══ Input data

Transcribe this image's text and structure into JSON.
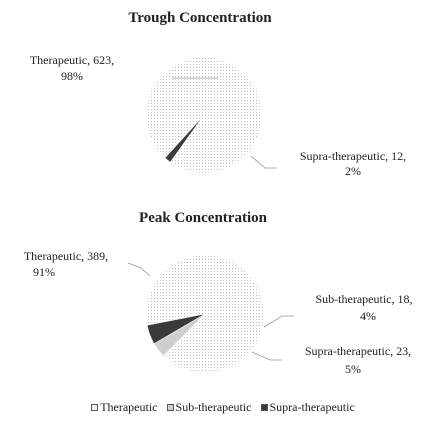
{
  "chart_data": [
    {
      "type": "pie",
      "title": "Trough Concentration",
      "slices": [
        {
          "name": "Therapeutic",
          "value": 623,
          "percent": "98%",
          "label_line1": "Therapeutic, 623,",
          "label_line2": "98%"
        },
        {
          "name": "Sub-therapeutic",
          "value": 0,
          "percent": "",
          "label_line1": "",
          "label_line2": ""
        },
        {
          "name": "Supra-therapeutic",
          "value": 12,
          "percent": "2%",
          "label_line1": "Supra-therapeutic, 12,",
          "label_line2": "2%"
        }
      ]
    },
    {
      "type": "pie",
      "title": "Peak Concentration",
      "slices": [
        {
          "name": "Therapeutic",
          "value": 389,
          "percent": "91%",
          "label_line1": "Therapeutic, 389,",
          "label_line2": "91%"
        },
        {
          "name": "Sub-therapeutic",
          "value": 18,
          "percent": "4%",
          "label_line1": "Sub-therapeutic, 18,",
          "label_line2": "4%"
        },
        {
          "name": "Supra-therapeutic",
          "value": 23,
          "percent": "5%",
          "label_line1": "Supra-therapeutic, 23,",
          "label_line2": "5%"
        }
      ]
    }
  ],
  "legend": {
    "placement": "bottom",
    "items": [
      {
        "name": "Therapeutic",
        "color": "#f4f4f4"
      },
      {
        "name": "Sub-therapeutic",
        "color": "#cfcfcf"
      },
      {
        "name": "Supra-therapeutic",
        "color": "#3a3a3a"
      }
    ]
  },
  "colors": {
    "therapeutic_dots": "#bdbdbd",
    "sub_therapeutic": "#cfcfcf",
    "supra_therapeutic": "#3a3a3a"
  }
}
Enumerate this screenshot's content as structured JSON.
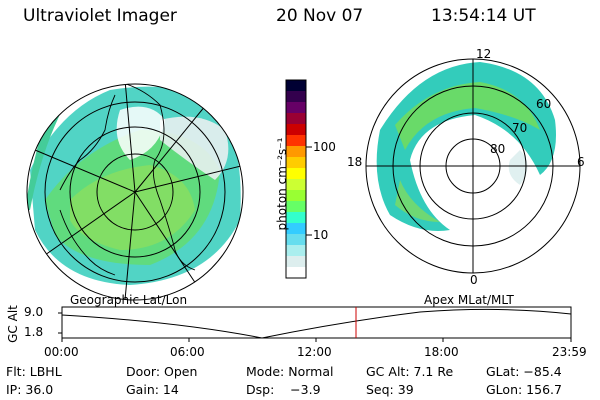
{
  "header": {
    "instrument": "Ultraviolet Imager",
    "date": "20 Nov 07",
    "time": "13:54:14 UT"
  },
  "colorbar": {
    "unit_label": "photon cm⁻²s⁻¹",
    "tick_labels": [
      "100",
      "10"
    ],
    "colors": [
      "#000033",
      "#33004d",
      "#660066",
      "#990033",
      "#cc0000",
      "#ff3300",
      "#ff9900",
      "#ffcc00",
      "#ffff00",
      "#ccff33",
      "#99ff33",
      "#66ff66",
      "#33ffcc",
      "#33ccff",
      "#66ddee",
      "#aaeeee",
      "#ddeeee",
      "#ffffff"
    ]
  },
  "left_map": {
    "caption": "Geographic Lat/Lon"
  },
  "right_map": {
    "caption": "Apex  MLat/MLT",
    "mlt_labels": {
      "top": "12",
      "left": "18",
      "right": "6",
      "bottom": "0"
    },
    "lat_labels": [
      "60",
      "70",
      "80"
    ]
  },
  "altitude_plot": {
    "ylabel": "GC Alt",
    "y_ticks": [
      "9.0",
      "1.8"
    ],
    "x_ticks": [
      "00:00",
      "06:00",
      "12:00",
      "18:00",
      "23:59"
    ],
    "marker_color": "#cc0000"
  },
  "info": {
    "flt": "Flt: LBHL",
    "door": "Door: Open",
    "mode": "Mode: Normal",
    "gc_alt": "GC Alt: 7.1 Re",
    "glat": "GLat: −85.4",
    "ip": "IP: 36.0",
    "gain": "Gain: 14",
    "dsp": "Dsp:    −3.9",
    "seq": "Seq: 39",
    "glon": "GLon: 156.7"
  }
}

════

Find each line holding "this". Copy it out.

■ **Exercise output**
Transcribe this image's text and structure into JSON.
Enumerate this screenshot's content as structured JSON.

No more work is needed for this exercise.